TASK DESCRIPTION
Can you give all the records again without altering a single character?

[START OF PROVIDED MATERIAL]

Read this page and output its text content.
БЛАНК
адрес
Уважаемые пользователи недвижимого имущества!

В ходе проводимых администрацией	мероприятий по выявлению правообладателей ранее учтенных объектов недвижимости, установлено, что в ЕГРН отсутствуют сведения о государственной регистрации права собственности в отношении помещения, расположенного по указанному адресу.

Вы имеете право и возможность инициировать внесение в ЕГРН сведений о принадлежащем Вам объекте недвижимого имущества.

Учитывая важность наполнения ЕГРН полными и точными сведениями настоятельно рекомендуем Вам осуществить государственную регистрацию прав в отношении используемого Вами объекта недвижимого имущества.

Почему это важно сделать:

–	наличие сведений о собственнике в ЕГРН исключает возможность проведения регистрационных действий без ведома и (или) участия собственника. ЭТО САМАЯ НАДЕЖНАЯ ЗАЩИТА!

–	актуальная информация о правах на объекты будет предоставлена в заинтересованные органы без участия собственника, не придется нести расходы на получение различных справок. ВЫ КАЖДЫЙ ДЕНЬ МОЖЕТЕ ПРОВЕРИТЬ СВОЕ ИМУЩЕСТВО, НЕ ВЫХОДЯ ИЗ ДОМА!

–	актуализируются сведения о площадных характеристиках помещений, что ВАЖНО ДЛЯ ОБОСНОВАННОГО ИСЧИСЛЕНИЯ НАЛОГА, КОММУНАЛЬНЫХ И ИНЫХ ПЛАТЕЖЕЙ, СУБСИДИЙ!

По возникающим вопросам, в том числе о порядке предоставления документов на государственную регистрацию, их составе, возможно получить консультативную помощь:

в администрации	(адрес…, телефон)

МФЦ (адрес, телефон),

[END OF PROVIDED MATERIAL]

SOLUTION FOR THIS PROBLEM
Read this page and output its text content.
БЛАНК
адрес
Уважаемые пользователи недвижимого имущества!

В ходе проводимых администрацией	мероприятий по выявлению правообладателей ранее учтенных объектов недвижимости, установлено, что в ЕГРН отсутствуют сведения о государственной регистрации права собственности в отношении помещения, расположенного по указанному адресу.

Вы имеете право и возможность инициировать внесение в ЕГРН сведений о принадлежащем Вам объекте недвижимого имущества.

Учитывая важность наполнения ЕГРН полными и точными сведениями настоятельно рекомендуем Вам осуществить государственную регистрацию прав в отношении используемого Вами объекта недвижимого имущества.

Почему это важно сделать:

–	наличие сведений о собственнике в ЕГРН исключает возможность проведения регистрационных действий без ведома и (или) участия собственника. ЭТО САМАЯ НАДЕЖНАЯ ЗАЩИТА!

–	актуальная информация о правах на объекты будет предоставлена в заинтересованные органы без участия собственника, не придется нести расходы на получение различных справок. ВЫ КАЖДЫЙ ДЕНЬ МОЖЕТЕ ПРОВЕРИТЬ СВОЕ ИМУЩЕСТВО, НЕ ВЫХОДЯ ИЗ ДОМА!

–	актуализируются сведения о площадных характеристиках помещений, что ВАЖНО ДЛЯ ОБОСНОВАННОГО ИСЧИСЛЕНИЯ НАЛОГА, КОММУНАЛЬНЫХ И ИНЫХ ПЛАТЕЖЕЙ, СУБСИДИЙ!

По возникающим вопросам, в том числе о порядке предоставления документов на государственную регистрацию, их составе, возможно получить консультативную помощь:

в администрации	(адрес…, телефон)

МФЦ (адрес, телефон),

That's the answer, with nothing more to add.